What is being asked: Write out the listing exactly as it is given.

Data extract:
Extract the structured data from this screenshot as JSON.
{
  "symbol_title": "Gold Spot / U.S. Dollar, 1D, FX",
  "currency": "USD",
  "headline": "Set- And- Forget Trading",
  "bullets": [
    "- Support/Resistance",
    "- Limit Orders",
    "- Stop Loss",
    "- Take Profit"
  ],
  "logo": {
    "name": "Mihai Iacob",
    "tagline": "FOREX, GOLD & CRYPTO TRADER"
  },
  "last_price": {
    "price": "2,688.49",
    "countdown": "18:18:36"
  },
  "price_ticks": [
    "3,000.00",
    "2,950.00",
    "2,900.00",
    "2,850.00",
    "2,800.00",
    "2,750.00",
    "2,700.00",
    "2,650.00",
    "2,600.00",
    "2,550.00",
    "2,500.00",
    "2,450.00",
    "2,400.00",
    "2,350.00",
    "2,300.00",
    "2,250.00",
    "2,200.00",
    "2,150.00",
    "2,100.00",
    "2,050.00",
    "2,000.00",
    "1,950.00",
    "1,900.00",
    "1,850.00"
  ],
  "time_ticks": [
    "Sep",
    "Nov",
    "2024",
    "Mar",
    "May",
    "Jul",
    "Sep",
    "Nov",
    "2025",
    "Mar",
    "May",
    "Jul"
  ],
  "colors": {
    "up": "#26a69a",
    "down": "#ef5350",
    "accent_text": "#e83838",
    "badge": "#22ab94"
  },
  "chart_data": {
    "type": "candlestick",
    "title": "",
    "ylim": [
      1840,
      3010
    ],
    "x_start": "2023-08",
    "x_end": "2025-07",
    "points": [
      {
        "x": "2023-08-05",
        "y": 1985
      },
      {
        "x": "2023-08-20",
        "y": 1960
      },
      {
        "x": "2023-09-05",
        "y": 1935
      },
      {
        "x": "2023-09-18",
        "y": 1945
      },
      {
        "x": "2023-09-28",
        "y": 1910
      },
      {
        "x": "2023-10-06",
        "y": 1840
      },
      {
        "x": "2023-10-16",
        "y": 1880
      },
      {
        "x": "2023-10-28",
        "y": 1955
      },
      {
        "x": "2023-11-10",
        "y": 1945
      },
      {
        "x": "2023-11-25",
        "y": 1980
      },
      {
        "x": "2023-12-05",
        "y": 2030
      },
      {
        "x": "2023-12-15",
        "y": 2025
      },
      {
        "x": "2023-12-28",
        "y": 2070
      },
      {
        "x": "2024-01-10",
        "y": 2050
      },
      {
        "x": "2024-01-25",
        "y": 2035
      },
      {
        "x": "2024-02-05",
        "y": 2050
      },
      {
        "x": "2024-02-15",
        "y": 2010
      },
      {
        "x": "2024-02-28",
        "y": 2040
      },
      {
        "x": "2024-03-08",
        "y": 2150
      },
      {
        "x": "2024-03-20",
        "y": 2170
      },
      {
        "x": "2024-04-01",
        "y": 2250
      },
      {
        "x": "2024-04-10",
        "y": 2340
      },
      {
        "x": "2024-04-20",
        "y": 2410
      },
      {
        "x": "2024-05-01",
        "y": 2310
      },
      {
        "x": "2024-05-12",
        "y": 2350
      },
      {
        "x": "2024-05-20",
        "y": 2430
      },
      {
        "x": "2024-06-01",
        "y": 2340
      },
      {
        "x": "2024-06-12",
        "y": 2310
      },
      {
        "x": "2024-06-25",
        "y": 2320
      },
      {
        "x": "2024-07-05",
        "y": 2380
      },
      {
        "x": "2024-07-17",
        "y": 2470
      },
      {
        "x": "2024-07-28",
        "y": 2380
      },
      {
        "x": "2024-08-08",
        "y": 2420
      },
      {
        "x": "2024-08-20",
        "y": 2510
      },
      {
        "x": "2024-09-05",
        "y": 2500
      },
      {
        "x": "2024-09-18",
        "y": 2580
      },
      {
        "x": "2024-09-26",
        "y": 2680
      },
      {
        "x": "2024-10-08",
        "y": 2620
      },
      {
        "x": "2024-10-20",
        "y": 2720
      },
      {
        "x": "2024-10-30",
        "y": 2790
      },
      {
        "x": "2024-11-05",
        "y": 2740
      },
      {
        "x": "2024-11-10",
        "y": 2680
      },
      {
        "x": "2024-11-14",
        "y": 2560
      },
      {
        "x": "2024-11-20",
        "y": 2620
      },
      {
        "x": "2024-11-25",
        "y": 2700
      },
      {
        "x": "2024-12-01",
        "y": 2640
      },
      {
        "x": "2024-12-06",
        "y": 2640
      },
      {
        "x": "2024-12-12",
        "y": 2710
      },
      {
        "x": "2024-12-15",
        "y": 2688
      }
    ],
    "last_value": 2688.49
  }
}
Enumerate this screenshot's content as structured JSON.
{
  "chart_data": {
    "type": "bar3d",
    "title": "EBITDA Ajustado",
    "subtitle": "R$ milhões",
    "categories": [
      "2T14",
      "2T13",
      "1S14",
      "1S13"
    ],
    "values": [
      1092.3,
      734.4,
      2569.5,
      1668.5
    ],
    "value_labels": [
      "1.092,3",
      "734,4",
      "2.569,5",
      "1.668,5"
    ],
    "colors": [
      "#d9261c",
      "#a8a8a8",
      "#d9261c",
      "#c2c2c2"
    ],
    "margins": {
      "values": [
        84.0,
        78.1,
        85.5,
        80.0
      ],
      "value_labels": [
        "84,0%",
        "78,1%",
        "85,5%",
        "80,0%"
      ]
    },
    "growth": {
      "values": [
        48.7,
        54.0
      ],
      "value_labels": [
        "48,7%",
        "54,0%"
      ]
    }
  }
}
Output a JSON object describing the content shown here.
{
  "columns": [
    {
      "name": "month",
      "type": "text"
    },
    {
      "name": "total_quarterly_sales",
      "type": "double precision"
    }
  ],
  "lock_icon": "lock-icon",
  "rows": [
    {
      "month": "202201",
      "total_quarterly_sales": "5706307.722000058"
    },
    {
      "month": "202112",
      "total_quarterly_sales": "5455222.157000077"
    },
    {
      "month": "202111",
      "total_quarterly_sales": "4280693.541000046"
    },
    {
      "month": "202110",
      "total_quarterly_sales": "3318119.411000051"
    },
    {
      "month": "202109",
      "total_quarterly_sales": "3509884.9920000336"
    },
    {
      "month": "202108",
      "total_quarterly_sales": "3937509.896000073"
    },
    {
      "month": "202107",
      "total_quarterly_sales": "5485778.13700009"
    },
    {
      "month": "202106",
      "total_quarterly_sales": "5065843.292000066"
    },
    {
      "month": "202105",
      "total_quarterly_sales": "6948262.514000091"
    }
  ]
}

Output of the exercise:
Extract the structured data from this screenshot as JSON.
{
  "symbol_title": "Gold Spot / U.S. Dollar, 1D, FX",
  "currency": "USD",
  "headline": "Set- And- Forget Trading",
  "bullets": [
    "- Support/Resistance",
    "- Limit Orders",
    "- Stop Loss",
    "- Take Profit"
  ],
  "logo": {
    "name": "Mihai Iacob",
    "tagline": "FOREX, GOLD & CRYPTO TRADER"
  },
  "last_price": {
    "price": "2,688.49",
    "countdown": "18:18:36"
  },
  "price_ticks": [
    "3,000.00",
    "2,950.00",
    "2,900.00",
    "2,850.00",
    "2,800.00",
    "2,750.00",
    "2,700.00",
    "2,650.00",
    "2,600.00",
    "2,550.00",
    "2,500.00",
    "2,450.00",
    "2,400.00",
    "2,350.00",
    "2,300.00",
    "2,250.00",
    "2,200.00",
    "2,150.00",
    "2,100.00",
    "2,050.00",
    "2,000.00",
    "1,950.00",
    "1,900.00",
    "1,850.00"
  ],
  "time_ticks": [
    "Sep",
    "Nov",
    "2024",
    "Mar",
    "May",
    "Jul",
    "Sep",
    "Nov",
    "2025",
    "Mar",
    "May",
    "Jul"
  ],
  "colors": {
    "up": "#26a69a",
    "down": "#ef5350",
    "accent_text": "#e83838",
    "badge": "#22ab94"
  },
  "chart_data": {
    "type": "candlestick",
    "title": "",
    "ylim": [
      1840,
      3010
    ],
    "x_start": "2023-08",
    "x_end": "2025-07",
    "points": [
      {
        "x": "2023-08-05",
        "y": 1985
      },
      {
        "x": "2023-08-20",
        "y": 1960
      },
      {
        "x": "2023-09-05",
        "y": 1935
      },
      {
        "x": "2023-09-18",
        "y": 1945
      },
      {
        "x": "2023-09-28",
        "y": 1910
      },
      {
        "x": "2023-10-06",
        "y": 1840
      },
      {
        "x": "2023-10-16",
        "y": 1880
      },
      {
        "x": "2023-10-28",
        "y": 1955
      },
      {
        "x": "2023-11-10",
        "y": 1945
      },
      {
        "x": "2023-11-25",
        "y": 1980
      },
      {
        "x": "2023-12-05",
        "y": 2030
      },
      {
        "x": "2023-12-15",
        "y": 2025
      },
      {
        "x": "2023-12-28",
        "y": 2070
      },
      {
        "x": "2024-01-10",
        "y": 2050
      },
      {
        "x": "2024-01-25",
        "y": 2035
      },
      {
        "x": "2024-02-05",
        "y": 2050
      },
      {
        "x": "2024-02-15",
        "y": 2010
      },
      {
        "x": "2024-02-28",
        "y": 2040
      },
      {
        "x": "2024-03-08",
        "y": 2150
      },
      {
        "x": "2024-03-20",
        "y": 2170
      },
      {
        "x": "2024-04-01",
        "y": 2250
      },
      {
        "x": "2024-04-10",
        "y": 2340
      },
      {
        "x": "2024-04-20",
        "y": 2410
      },
      {
        "x": "2024-05-01",
        "y": 2310
      },
      {
        "x": "2024-05-12",
        "y": 2350
      },
      {
        "x": "2024-05-20",
        "y": 2430
      },
      {
        "x": "2024-06-01",
        "y": 2340
      },
      {
        "x": "2024-06-12",
        "y": 2310
      },
      {
        "x": "2024-06-25",
        "y": 2320
      },
      {
        "x": "2024-07-05",
        "y": 2380
      },
      {
        "x": "2024-07-17",
        "y": 2470
      },
      {
        "x": "2024-07-28",
        "y": 2380
      },
      {
        "x": "2024-08-08",
        "y": 2420
      },
      {
        "x": "2024-08-20",
        "y": 2510
      },
      {
        "x": "2024-09-05",
        "y": 2500
      },
      {
        "x": "2024-09-18",
        "y": 2580
      },
      {
        "x": "2024-09-26",
        "y": 2680
      },
      {
        "x": "2024-10-08",
        "y": 2620
      },
      {
        "x": "2024-10-20",
        "y": 2720
      },
      {
        "x": "2024-10-30",
        "y": 2790
      },
      {
        "x": "2024-11-05",
        "y": 2740
      },
      {
        "x": "2024-11-10",
        "y": 2680
      },
      {
        "x": "2024-11-14",
        "y": 2560
      },
      {
        "x": "2024-11-20",
        "y": 2620
      },
      {
        "x": "2024-11-25",
        "y": 2700
      },
      {
        "x": "2024-12-01",
        "y": 2640
      },
      {
        "x": "2024-12-06",
        "y": 2640
      },
      {
        "x": "2024-12-12",
        "y": 2710
      },
      {
        "x": "2024-12-15",
        "y": 2688
      }
    ],
    "last_value": 2688.49
  }
}
Enumerate this screenshot's content as structured JSON.
{
  "chart_data": {
    "type": "bar3d",
    "title": "EBITDA Ajustado",
    "subtitle": "R$ milhões",
    "categories": [
      "2T14",
      "2T13",
      "1S14",
      "1S13"
    ],
    "values": [
      1092.3,
      734.4,
      2569.5,
      1668.5
    ],
    "value_labels": [
      "1.092,3",
      "734,4",
      "2.569,5",
      "1.668,5"
    ],
    "colors": [
      "#d9261c",
      "#a8a8a8",
      "#d9261c",
      "#c2c2c2"
    ],
    "margins": {
      "values": [
        84.0,
        78.1,
        85.5,
        80.0
      ],
      "value_labels": [
        "84,0%",
        "78,1%",
        "85,5%",
        "80,0%"
      ]
    },
    "growth": {
      "values": [
        48.7,
        54.0
      ],
      "value_labels": [
        "48,7%",
        "54,0%"
      ]
    }
  }
}
Output a JSON object describing the content shown here.
{
  "columns": [
    {
      "name": "month",
      "type": "text"
    },
    {
      "name": "total_quarterly_sales",
      "type": "double precision"
    }
  ],
  "lock_icon": "lock-icon",
  "rows": [
    {
      "month": "202201",
      "total_quarterly_sales": "5706307.722000058"
    },
    {
      "month": "202112",
      "total_quarterly_sales": "5455222.157000077"
    },
    {
      "month": "202111",
      "total_quarterly_sales": "4280693.541000046"
    },
    {
      "month": "202110",
      "total_quarterly_sales": "3318119.411000051"
    },
    {
      "month": "202109",
      "total_quarterly_sales": "3509884.9920000336"
    },
    {
      "month": "202108",
      "total_quarterly_sales": "3937509.896000073"
    },
    {
      "month": "202107",
      "total_quarterly_sales": "5485778.13700009"
    },
    {
      "month": "202106",
      "total_quarterly_sales": "5065843.292000066"
    },
    {
      "month": "202105",
      "total_quarterly_sales": "6948262.514000091"
    }
  ]
}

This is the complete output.